Dataset listings of figures
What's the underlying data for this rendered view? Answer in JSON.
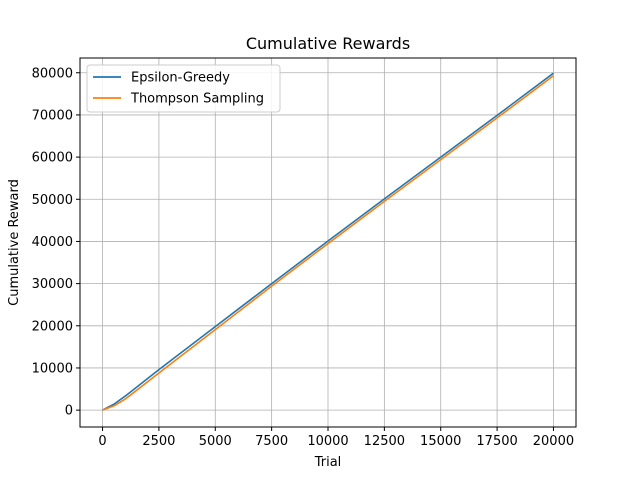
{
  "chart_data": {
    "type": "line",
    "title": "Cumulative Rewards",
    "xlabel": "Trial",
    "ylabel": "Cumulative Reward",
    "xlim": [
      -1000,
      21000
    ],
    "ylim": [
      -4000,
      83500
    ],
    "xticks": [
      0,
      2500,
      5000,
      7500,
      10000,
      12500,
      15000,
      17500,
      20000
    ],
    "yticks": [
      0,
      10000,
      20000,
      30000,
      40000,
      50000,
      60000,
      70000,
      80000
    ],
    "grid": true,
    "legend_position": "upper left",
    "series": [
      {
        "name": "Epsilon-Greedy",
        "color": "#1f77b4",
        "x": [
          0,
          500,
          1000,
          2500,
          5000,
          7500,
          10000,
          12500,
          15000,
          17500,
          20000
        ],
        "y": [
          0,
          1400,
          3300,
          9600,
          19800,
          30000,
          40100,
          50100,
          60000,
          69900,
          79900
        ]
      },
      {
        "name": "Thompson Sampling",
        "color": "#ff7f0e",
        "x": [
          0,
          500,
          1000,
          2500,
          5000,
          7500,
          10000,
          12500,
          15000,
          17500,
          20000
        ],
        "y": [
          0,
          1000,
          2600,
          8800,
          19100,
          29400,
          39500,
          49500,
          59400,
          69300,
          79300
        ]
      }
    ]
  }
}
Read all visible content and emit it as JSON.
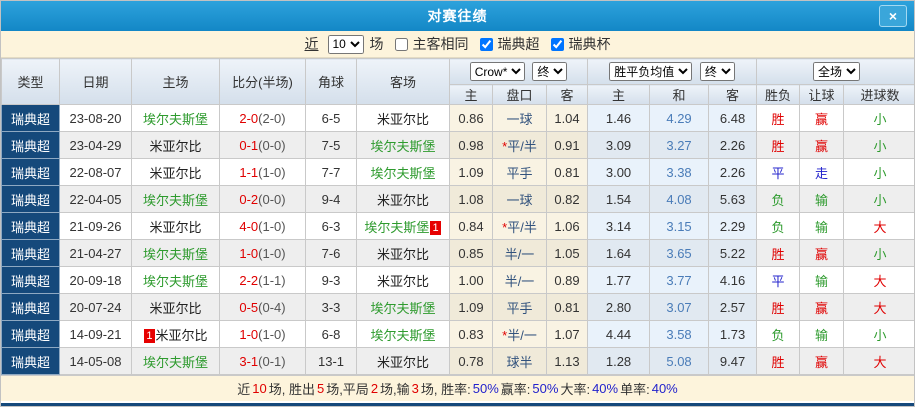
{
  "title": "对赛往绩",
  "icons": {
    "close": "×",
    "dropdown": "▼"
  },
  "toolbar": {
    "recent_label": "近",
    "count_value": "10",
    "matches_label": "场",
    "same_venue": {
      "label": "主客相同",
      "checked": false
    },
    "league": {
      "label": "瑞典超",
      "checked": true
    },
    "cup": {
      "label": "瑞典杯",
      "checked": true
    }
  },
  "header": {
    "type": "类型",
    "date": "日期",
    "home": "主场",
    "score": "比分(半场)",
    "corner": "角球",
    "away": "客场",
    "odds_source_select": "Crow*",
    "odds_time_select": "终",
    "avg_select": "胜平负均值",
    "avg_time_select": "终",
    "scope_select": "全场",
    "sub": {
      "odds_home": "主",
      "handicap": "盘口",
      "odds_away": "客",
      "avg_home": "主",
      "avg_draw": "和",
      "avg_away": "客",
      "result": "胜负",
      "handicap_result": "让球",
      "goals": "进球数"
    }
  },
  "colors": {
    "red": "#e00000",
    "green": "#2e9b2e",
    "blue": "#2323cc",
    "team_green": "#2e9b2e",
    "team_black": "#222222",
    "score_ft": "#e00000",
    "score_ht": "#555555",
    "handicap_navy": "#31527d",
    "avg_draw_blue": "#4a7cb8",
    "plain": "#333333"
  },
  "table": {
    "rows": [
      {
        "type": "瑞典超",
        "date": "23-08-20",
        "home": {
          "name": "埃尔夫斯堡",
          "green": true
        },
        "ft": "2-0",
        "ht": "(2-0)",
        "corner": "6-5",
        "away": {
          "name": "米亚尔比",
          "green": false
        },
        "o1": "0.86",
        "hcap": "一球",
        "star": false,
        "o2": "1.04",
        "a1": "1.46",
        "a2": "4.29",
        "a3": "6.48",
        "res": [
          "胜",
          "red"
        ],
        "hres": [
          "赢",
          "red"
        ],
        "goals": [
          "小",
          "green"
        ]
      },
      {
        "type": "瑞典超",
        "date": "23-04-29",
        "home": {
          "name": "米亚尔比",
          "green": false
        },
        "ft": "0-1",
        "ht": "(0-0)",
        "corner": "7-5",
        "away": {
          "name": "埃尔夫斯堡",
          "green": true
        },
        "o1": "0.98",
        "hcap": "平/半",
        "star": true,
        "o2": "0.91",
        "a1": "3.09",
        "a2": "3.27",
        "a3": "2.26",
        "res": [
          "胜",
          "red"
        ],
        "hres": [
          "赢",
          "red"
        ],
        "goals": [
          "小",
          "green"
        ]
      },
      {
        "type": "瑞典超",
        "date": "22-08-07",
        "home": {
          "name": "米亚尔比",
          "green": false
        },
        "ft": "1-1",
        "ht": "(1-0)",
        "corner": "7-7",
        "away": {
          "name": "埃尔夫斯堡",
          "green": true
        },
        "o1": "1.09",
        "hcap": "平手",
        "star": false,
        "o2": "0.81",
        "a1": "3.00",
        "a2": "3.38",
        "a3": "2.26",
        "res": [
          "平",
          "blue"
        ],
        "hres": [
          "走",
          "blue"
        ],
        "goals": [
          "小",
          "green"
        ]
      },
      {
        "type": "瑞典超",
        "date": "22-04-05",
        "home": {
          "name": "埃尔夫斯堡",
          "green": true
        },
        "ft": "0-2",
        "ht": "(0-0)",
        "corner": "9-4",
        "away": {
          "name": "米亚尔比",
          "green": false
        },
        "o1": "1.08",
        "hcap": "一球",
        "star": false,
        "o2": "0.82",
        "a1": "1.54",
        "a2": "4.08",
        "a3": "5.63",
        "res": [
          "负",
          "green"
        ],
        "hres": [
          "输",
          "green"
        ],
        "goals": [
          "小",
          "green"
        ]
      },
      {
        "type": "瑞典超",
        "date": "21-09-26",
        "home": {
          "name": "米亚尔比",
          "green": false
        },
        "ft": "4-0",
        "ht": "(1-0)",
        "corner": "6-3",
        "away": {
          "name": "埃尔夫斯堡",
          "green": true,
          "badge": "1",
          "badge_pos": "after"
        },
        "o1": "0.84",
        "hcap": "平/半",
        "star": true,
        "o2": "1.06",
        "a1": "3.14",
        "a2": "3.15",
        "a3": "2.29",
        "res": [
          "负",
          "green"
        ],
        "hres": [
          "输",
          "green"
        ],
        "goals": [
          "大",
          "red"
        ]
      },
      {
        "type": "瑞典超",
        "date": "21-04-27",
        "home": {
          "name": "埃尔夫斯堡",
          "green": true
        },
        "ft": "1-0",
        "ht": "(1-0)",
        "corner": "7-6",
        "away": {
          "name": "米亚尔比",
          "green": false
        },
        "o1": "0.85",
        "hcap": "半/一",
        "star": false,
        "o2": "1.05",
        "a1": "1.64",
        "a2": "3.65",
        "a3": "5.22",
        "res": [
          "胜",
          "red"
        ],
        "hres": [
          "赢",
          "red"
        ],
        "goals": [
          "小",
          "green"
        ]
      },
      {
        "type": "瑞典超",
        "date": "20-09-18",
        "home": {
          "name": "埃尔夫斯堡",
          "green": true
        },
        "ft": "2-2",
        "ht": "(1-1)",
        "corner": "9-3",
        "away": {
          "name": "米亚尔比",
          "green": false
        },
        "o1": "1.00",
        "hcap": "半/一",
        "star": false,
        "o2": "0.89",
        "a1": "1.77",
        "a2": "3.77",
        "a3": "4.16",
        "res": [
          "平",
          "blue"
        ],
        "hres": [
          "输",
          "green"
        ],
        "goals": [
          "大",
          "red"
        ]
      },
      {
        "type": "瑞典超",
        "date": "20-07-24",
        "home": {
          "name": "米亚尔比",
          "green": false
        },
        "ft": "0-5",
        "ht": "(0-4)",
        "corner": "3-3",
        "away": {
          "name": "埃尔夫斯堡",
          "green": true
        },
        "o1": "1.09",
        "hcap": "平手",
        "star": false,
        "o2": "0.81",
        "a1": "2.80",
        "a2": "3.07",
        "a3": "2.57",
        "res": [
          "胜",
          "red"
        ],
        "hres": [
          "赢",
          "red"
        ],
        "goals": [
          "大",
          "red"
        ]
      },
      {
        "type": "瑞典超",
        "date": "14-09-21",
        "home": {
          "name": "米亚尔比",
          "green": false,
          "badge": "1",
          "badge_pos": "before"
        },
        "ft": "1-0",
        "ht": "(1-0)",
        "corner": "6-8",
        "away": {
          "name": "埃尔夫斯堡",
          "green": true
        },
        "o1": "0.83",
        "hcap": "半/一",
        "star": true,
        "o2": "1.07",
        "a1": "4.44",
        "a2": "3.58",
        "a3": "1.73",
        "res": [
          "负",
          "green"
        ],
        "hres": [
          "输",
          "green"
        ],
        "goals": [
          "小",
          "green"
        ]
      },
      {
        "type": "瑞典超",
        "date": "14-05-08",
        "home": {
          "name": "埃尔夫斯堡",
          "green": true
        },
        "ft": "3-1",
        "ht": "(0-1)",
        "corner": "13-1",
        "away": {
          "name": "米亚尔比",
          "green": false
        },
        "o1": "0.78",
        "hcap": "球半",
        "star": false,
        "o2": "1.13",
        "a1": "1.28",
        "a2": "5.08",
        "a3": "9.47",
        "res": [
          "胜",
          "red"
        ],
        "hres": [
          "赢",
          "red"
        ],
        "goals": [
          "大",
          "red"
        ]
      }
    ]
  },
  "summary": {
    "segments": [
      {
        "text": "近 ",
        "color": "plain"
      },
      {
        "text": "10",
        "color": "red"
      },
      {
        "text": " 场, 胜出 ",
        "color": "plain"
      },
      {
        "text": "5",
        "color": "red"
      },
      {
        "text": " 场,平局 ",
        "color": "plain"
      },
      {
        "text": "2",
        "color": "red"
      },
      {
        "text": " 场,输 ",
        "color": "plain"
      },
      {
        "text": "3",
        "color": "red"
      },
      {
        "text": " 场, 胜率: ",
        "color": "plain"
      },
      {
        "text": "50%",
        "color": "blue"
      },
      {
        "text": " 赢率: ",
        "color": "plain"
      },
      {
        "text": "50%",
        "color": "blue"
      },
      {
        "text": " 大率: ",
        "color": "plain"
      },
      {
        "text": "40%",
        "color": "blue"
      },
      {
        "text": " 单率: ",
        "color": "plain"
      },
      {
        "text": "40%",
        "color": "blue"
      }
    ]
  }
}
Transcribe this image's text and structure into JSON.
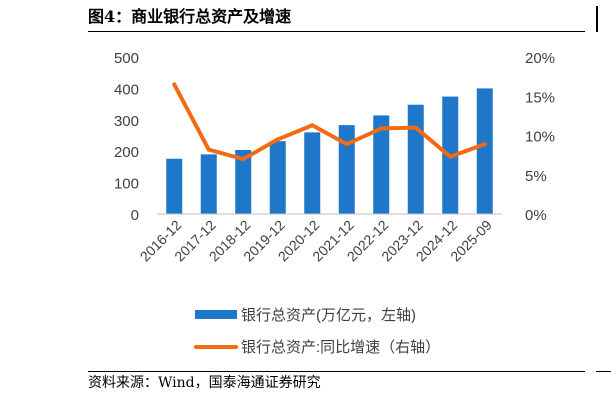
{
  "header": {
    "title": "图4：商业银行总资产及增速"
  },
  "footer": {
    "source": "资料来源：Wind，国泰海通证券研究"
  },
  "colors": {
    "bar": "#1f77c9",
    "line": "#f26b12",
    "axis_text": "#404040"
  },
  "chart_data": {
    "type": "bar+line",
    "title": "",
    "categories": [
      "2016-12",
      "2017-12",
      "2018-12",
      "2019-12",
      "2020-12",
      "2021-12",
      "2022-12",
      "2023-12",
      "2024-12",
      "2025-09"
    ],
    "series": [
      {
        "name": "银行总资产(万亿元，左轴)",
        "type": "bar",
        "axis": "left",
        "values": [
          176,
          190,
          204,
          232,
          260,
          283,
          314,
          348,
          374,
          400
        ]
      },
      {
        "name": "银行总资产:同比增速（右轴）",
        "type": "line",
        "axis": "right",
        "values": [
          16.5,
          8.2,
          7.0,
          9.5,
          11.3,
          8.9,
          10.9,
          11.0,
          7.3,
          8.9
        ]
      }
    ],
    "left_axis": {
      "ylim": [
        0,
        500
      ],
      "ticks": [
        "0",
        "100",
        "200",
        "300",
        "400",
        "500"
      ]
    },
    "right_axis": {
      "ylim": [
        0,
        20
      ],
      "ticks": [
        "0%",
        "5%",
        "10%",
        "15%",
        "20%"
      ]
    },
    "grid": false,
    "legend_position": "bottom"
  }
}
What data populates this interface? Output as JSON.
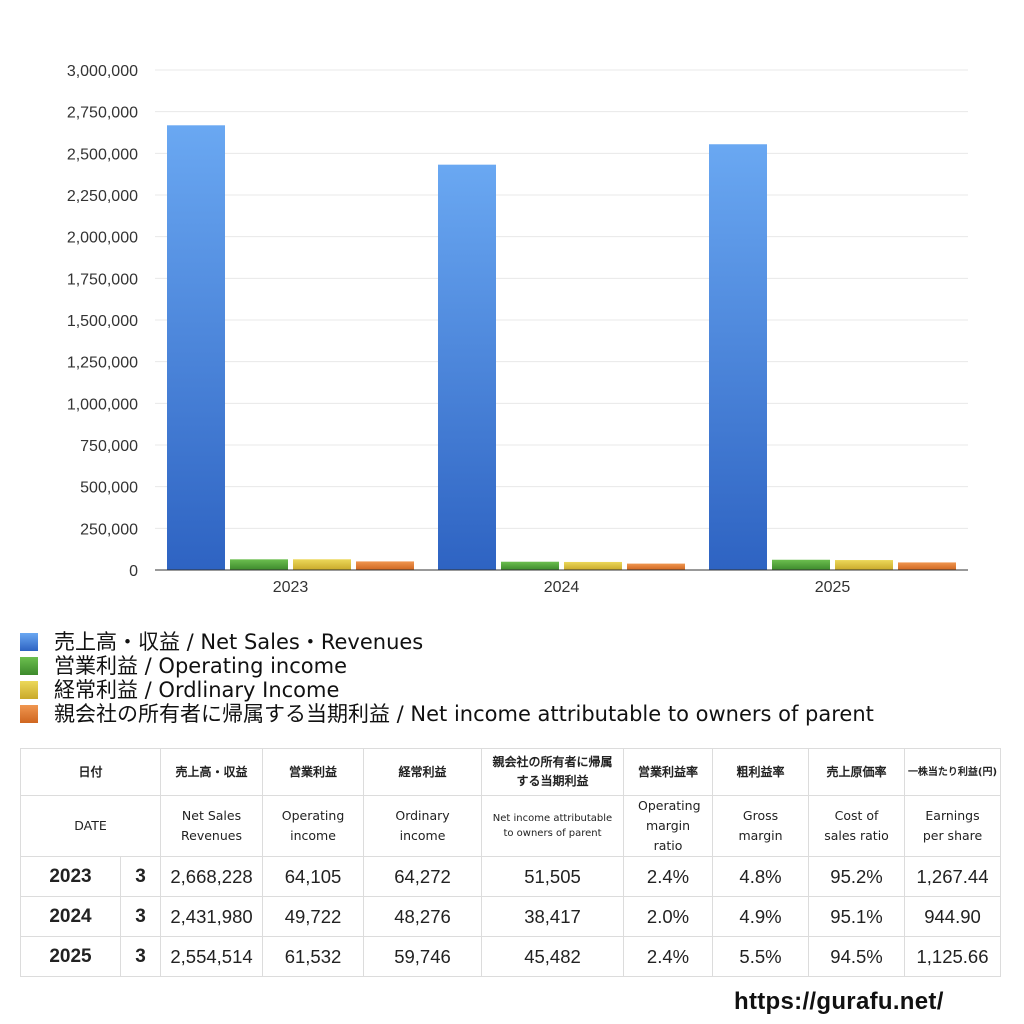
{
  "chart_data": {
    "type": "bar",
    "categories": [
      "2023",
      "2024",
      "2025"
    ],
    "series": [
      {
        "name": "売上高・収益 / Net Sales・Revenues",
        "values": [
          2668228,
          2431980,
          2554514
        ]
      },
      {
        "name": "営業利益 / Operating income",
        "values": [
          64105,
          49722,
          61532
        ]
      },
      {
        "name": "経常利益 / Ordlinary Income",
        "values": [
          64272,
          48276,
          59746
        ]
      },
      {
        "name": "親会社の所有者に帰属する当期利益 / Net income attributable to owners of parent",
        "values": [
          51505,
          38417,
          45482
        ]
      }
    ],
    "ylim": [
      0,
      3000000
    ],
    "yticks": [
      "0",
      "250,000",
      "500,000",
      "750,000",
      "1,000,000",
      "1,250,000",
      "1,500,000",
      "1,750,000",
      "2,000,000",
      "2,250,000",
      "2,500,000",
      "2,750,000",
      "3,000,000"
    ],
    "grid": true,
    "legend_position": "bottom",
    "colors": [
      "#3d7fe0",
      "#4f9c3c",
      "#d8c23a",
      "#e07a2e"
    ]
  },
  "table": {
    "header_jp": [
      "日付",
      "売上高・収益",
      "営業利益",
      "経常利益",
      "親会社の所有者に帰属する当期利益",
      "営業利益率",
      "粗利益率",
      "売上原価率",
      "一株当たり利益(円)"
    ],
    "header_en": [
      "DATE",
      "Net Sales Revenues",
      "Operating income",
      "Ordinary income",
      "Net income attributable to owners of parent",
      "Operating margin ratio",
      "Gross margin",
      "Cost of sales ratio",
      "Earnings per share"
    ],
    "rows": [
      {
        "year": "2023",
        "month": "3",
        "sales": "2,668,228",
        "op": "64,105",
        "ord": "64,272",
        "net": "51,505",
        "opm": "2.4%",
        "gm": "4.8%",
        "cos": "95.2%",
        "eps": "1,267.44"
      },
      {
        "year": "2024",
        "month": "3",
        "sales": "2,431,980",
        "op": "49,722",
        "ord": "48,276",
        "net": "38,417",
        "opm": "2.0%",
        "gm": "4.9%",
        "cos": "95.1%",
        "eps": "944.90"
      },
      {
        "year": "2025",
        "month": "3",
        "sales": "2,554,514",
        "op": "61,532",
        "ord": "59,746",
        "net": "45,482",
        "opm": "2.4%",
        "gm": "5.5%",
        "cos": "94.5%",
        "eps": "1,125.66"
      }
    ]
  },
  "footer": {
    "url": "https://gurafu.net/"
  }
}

[EXERCISE]
From the data above, copy each line that holds "What".

[OUTPUT FOR THIS TASK]
What's the underlying data for this rendered view? Answer in JSON.
What data populates this interface? Output as JSON.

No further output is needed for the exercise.